## BEGIN

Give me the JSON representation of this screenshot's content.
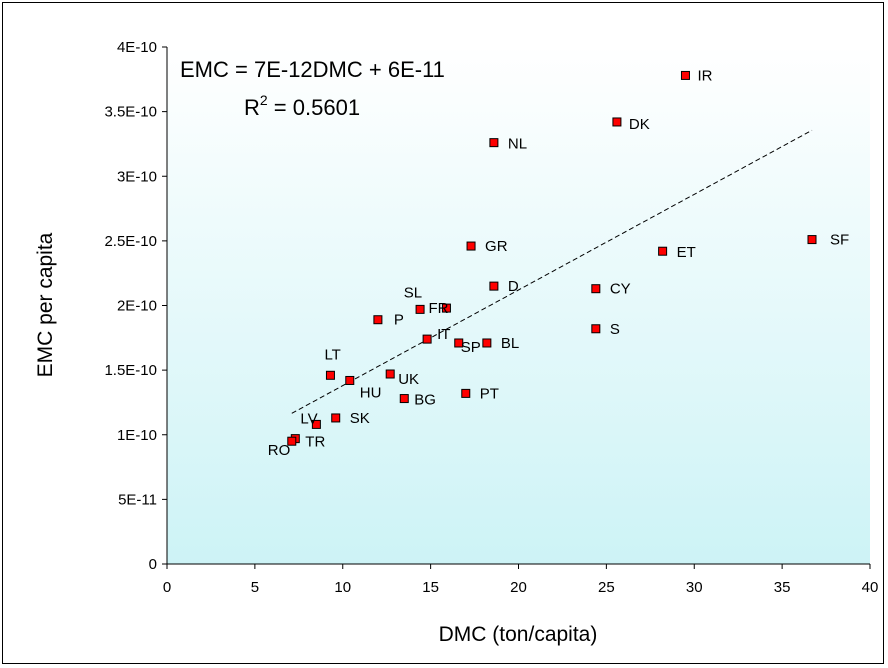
{
  "chart_data": {
    "type": "scatter",
    "xlabel": "DMC (ton/capita)",
    "ylabel": "EMC per capita",
    "xlim": [
      0,
      40
    ],
    "ylim": [
      0,
      4e-10
    ],
    "x_ticks": [
      "0",
      "5",
      "10",
      "15",
      "20",
      "25",
      "30",
      "35",
      "40"
    ],
    "y_ticks": [
      "0",
      "5E-11",
      "1E-10",
      "1.5E-10",
      "2E-10",
      "2.5E-10",
      "3E-10",
      "3.5E-10",
      "4E-10"
    ],
    "equation": "EMC = 7E-12DMC + 6E-11",
    "r2_prefix": "R",
    "r2_sup": "2",
    "r2_value": " = 0.5601",
    "trendline": {
      "slope": 7.4e-12,
      "intercept": 6.4e-11,
      "x_start": 7.1,
      "x_end": 36.7
    },
    "marker_color": "#ff0000",
    "background_gradient": [
      "#ffffff",
      "#cdf3f6"
    ],
    "points": [
      {
        "label": "IR",
        "x": 29.5,
        "y": 3.78e-10
      },
      {
        "label": "DK",
        "x": 25.6,
        "y": 3.42e-10
      },
      {
        "label": "NL",
        "x": 18.6,
        "y": 3.26e-10
      },
      {
        "label": "SF",
        "x": 36.7,
        "y": 2.51e-10
      },
      {
        "label": "GR",
        "x": 17.3,
        "y": 2.46e-10
      },
      {
        "label": "ET",
        "x": 28.2,
        "y": 2.42e-10
      },
      {
        "label": "D",
        "x": 18.6,
        "y": 2.15e-10
      },
      {
        "label": "CY",
        "x": 24.4,
        "y": 2.13e-10
      },
      {
        "label": "SL",
        "x": 14.4,
        "y": 1.97e-10
      },
      {
        "label": "FR",
        "x": 15.9,
        "y": 1.98e-10
      },
      {
        "label": "P",
        "x": 12.0,
        "y": 1.89e-10
      },
      {
        "label": "S",
        "x": 24.4,
        "y": 1.82e-10
      },
      {
        "label": "IT",
        "x": 14.8,
        "y": 1.74e-10
      },
      {
        "label": "SP",
        "x": 16.6,
        "y": 1.71e-10
      },
      {
        "label": "BL",
        "x": 18.2,
        "y": 1.71e-10
      },
      {
        "label": "LT",
        "x": 9.3,
        "y": 1.46e-10
      },
      {
        "label": "HU",
        "x": 10.4,
        "y": 1.42e-10
      },
      {
        "label": "UK",
        "x": 12.7,
        "y": 1.47e-10
      },
      {
        "label": "PT",
        "x": 17.0,
        "y": 1.32e-10
      },
      {
        "label": "BG",
        "x": 13.5,
        "y": 1.28e-10
      },
      {
        "label": "SK",
        "x": 9.6,
        "y": 1.13e-10
      },
      {
        "label": "LV",
        "x": 8.5,
        "y": 1.08e-10
      },
      {
        "label": "TR",
        "x": 7.3,
        "y": 9.7e-11
      },
      {
        "label": "RO",
        "x": 7.1,
        "y": 9.5e-11
      }
    ]
  }
}
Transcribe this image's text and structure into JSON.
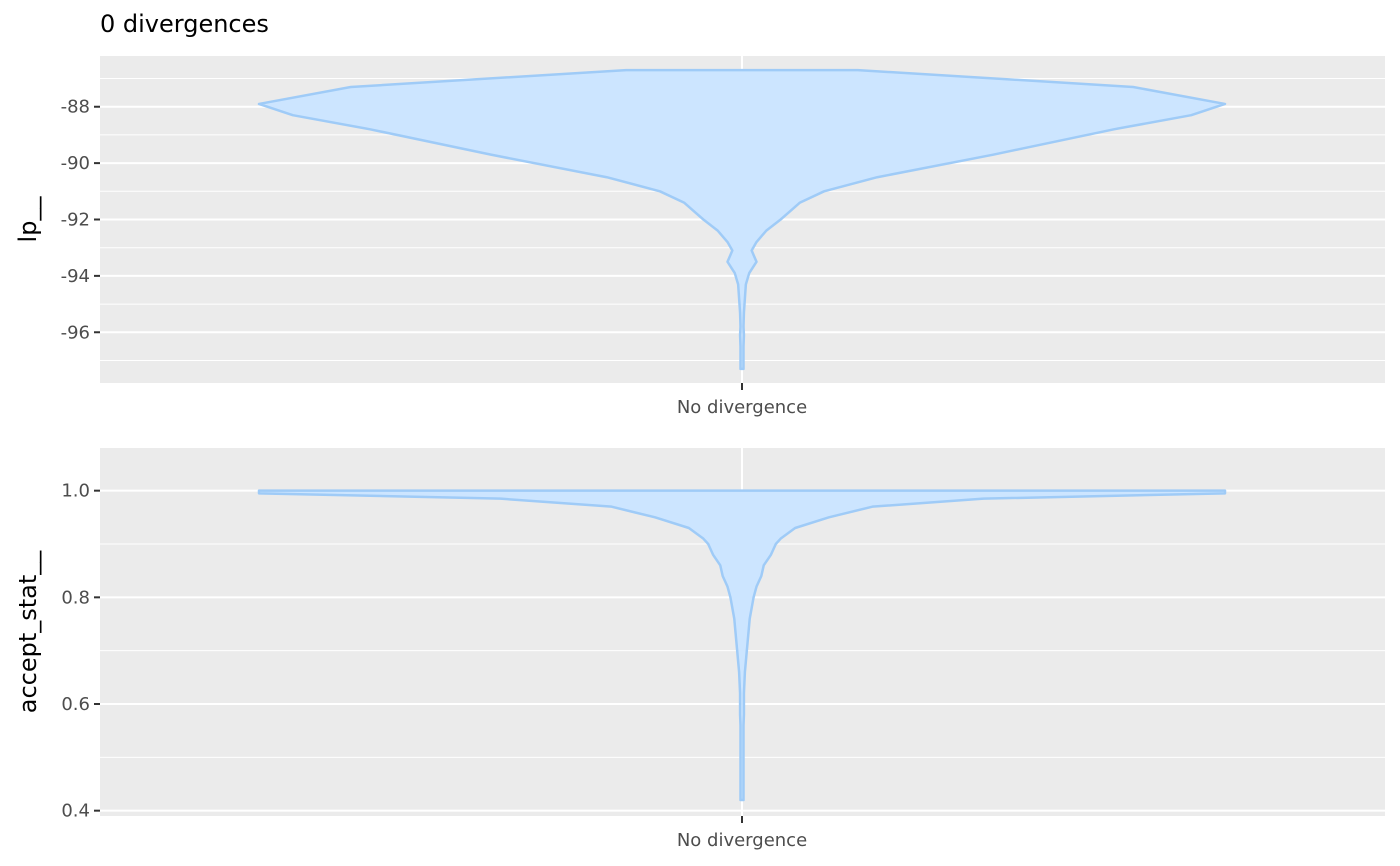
{
  "title": "0 divergences",
  "colors": {
    "panel_bg": "#ebebeb",
    "grid": "#ffffff",
    "violin_fill": "#cce5ff",
    "violin_line": "#9fcbf7",
    "tick_text": "#4d4d4d",
    "tick_mark": "#333333"
  },
  "chart_data": [
    {
      "type": "violin",
      "ylabel": "lp__",
      "xlabel": "",
      "categories": [
        "No divergence"
      ],
      "ylim": [
        -97.8,
        -86.2
      ],
      "yticks": [
        -88,
        -90,
        -92,
        -94,
        -96
      ],
      "ytick_labels": [
        "-88",
        "-90",
        "-92",
        "-94",
        "-96"
      ],
      "grid": true,
      "density_profile": {
        "y": [
          -86.7,
          -87.3,
          -87.9,
          -88.3,
          -88.8,
          -89.7,
          -90.5,
          -91.0,
          -91.4,
          -91.7,
          -92.0,
          -92.4,
          -92.8,
          -93.1,
          -93.5,
          -93.9,
          -94.3,
          -94.8,
          -95.3,
          -95.8,
          -96.1,
          -96.5,
          -97.0,
          -97.3
        ],
        "half_width": [
          0.24,
          0.81,
          1.0,
          0.93,
          0.77,
          0.52,
          0.28,
          0.17,
          0.12,
          0.1,
          0.08,
          0.05,
          0.03,
          0.02,
          0.03,
          0.015,
          0.008,
          0.006,
          0.004,
          0.002,
          0.004,
          0.002,
          0.003,
          0.003
        ]
      }
    },
    {
      "type": "violin",
      "ylabel": "accept_stat__",
      "xlabel": "",
      "categories": [
        "No divergence"
      ],
      "ylim": [
        0.39,
        1.08
      ],
      "yticks": [
        1.0,
        0.8,
        0.6,
        0.4
      ],
      "ytick_labels": [
        "1.0",
        "0.8",
        "0.6",
        "0.4"
      ],
      "grid": true,
      "density_profile": {
        "y": [
          1.0,
          0.995,
          0.985,
          0.97,
          0.95,
          0.93,
          0.91,
          0.9,
          0.88,
          0.86,
          0.84,
          0.82,
          0.8,
          0.78,
          0.76,
          0.74,
          0.72,
          0.7,
          0.68,
          0.66,
          0.64,
          0.62,
          0.6,
          0.58,
          0.56,
          0.54,
          0.5,
          0.46,
          0.42
        ],
        "half_width": [
          1.0,
          1.0,
          0.5,
          0.27,
          0.18,
          0.11,
          0.08,
          0.07,
          0.06,
          0.045,
          0.04,
          0.03,
          0.024,
          0.02,
          0.016,
          0.014,
          0.012,
          0.01,
          0.008,
          0.006,
          0.005,
          0.004,
          0.004,
          0.004,
          0.003,
          0.003,
          0.002,
          0.002,
          0.002
        ]
      }
    }
  ]
}
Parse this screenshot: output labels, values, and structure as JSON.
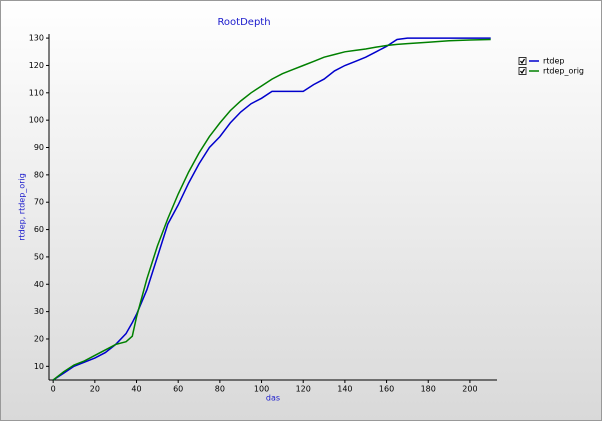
{
  "chart_data": {
    "type": "line",
    "title": "RootDepth",
    "xlabel": "das",
    "ylabel": "rtdep, rtdep_orig",
    "x": [
      0,
      5,
      10,
      15,
      20,
      25,
      30,
      35,
      38,
      40,
      45,
      50,
      55,
      60,
      65,
      70,
      75,
      80,
      85,
      90,
      95,
      100,
      105,
      110,
      115,
      120,
      125,
      130,
      135,
      140,
      145,
      150,
      155,
      160,
      165,
      170,
      180,
      190,
      200,
      210
    ],
    "series": [
      {
        "name": "rtdep",
        "color": "#0000cc",
        "values": [
          5,
          7.5,
          10,
          11.5,
          13,
          15,
          18,
          22,
          26,
          29,
          38,
          50,
          62,
          69,
          77,
          84,
          90,
          94,
          99,
          103,
          106,
          108,
          110.5,
          110.5,
          110.5,
          110.5,
          113,
          115,
          118,
          120,
          121.5,
          123,
          125,
          127,
          129.5,
          130,
          130,
          130,
          130,
          130
        ]
      },
      {
        "name": "rtdep_orig",
        "color": "#008000",
        "values": [
          5,
          8,
          10.5,
          12,
          14,
          16,
          18,
          19,
          21,
          28,
          42,
          54,
          64,
          73,
          81,
          88,
          94,
          99,
          103.5,
          107,
          110,
          112.5,
          115,
          117,
          118.5,
          120,
          121.5,
          123,
          124,
          125,
          125.5,
          126,
          126.7,
          127.3,
          127.7,
          128,
          128.5,
          129,
          129.3,
          129.5
        ]
      }
    ],
    "xlim": [
      -2,
      213
    ],
    "ylim": [
      5,
      131.5
    ],
    "xticks": [
      0,
      20,
      40,
      60,
      80,
      100,
      120,
      140,
      160,
      180,
      200
    ],
    "yticks": [
      10,
      20,
      30,
      40,
      50,
      60,
      70,
      80,
      90,
      100,
      110,
      120,
      130
    ],
    "legend": "right",
    "grid": false
  }
}
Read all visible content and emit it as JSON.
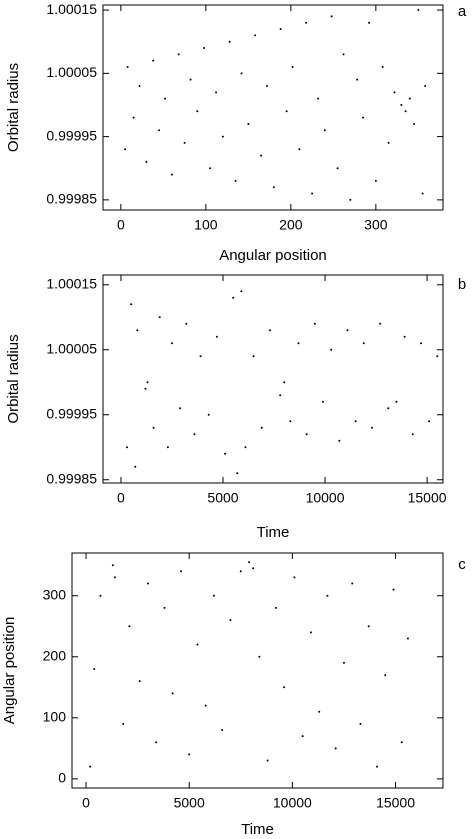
{
  "chart_data": [
    {
      "type": "scatter",
      "panel": "a",
      "xlabel": "Angular position",
      "ylabel": "Orbital radius",
      "color": "#000000",
      "xlim": [
        -21,
        379
      ],
      "xticks": [
        0,
        100,
        200,
        300
      ],
      "ylim": [
        0.999834,
        1.000158
      ],
      "yticks": [
        0.99985,
        0.99995,
        1.00005,
        1.00015
      ],
      "x": [
        5,
        8,
        15,
        22,
        30,
        38,
        45,
        52,
        60,
        68,
        75,
        82,
        90,
        98,
        105,
        112,
        120,
        128,
        135,
        142,
        150,
        158,
        165,
        172,
        180,
        188,
        195,
        202,
        210,
        218,
        225,
        232,
        240,
        248,
        255,
        262,
        270,
        278,
        285,
        292,
        300,
        308,
        315,
        322,
        330,
        335,
        340,
        345,
        350,
        355,
        358
      ],
      "values": [
        0.99993,
        1.00006,
        0.99998,
        1.00003,
        0.99991,
        1.00007,
        0.99996,
        1.00001,
        0.99989,
        1.00008,
        0.99994,
        1.00004,
        0.99999,
        1.00009,
        0.9999,
        1.00002,
        0.99995,
        1.0001,
        0.99988,
        1.00005,
        0.99997,
        1.00011,
        0.99992,
        1.00003,
        0.99987,
        1.00012,
        0.99999,
        1.00006,
        0.99993,
        1.00013,
        0.99986,
        1.00001,
        0.99996,
        1.00014,
        0.9999,
        1.00008,
        0.99985,
        1.00004,
        0.99998,
        1.00013,
        0.99988,
        1.00006,
        0.99994,
        1.00002,
        1.0,
        0.99999,
        1.00001,
        0.99997,
        1.00015,
        0.99986,
        1.00003
      ]
    },
    {
      "type": "scatter",
      "panel": "b",
      "xlabel": "Time",
      "ylabel": "Orbital radius",
      "color": "#000000",
      "xlim": [
        -880,
        15780
      ],
      "xticks": [
        0,
        5000,
        10000,
        15000
      ],
      "ylim": [
        0.999845,
        1.000165
      ],
      "yticks": [
        0.99985,
        0.99995,
        1.00005,
        1.00015
      ],
      "x": [
        300,
        500,
        700,
        800,
        1200,
        1300,
        1600,
        1900,
        2300,
        2500,
        2900,
        3200,
        3600,
        3900,
        4300,
        4700,
        5100,
        5500,
        5700,
        5900,
        6100,
        6500,
        6900,
        7300,
        7800,
        8000,
        8300,
        8700,
        9100,
        9500,
        9900,
        10300,
        10700,
        11100,
        11500,
        11900,
        12300,
        12700,
        13100,
        13500,
        13900,
        14300,
        14700,
        15100,
        15500
      ],
      "values": [
        0.9999,
        1.00012,
        0.99987,
        1.00008,
        0.99999,
        1.0,
        0.99993,
        1.0001,
        0.9999,
        1.00006,
        0.99996,
        1.00009,
        0.99992,
        1.00004,
        0.99995,
        1.00007,
        0.99989,
        1.00013,
        0.99986,
        1.00014,
        0.9999,
        1.00004,
        0.99993,
        1.00008,
        0.99998,
        1.0,
        0.99994,
        1.00006,
        0.99992,
        1.00009,
        0.99997,
        1.00005,
        0.99991,
        1.00008,
        0.99994,
        1.00006,
        0.99993,
        1.00009,
        0.99996,
        0.99997,
        1.00007,
        0.99992,
        1.00006,
        0.99994,
        1.00004
      ]
    },
    {
      "type": "scatter",
      "panel": "c",
      "xlabel": "Time",
      "ylabel": "Angular position",
      "color": "#000000",
      "xlim": [
        -680,
        17300
      ],
      "xticks": [
        0,
        5000,
        10000,
        15000
      ],
      "ylim": [
        -15,
        370
      ],
      "yticks": [
        0,
        100,
        200,
        300
      ],
      "x": [
        200,
        400,
        700,
        1300,
        1400,
        1800,
        2100,
        2600,
        3000,
        3400,
        3800,
        4200,
        4600,
        5000,
        5400,
        5800,
        6200,
        6600,
        7000,
        7500,
        7900,
        8100,
        8400,
        8800,
        9200,
        9600,
        10100,
        10500,
        10900,
        11300,
        11700,
        12100,
        12500,
        12900,
        13300,
        13700,
        14100,
        14500,
        14900,
        15300,
        15600
      ],
      "values": [
        20,
        180,
        300,
        350,
        330,
        90,
        250,
        160,
        320,
        60,
        280,
        140,
        340,
        40,
        220,
        120,
        300,
        80,
        260,
        340,
        355,
        345,
        200,
        30,
        280,
        150,
        330,
        70,
        240,
        110,
        300,
        50,
        190,
        320,
        90,
        250,
        20,
        170,
        310,
        60,
        230
      ]
    }
  ]
}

## END

= Aim of the task =
Go through the material above and count the lines that contain "content"; give that number alone.

= Written response =
2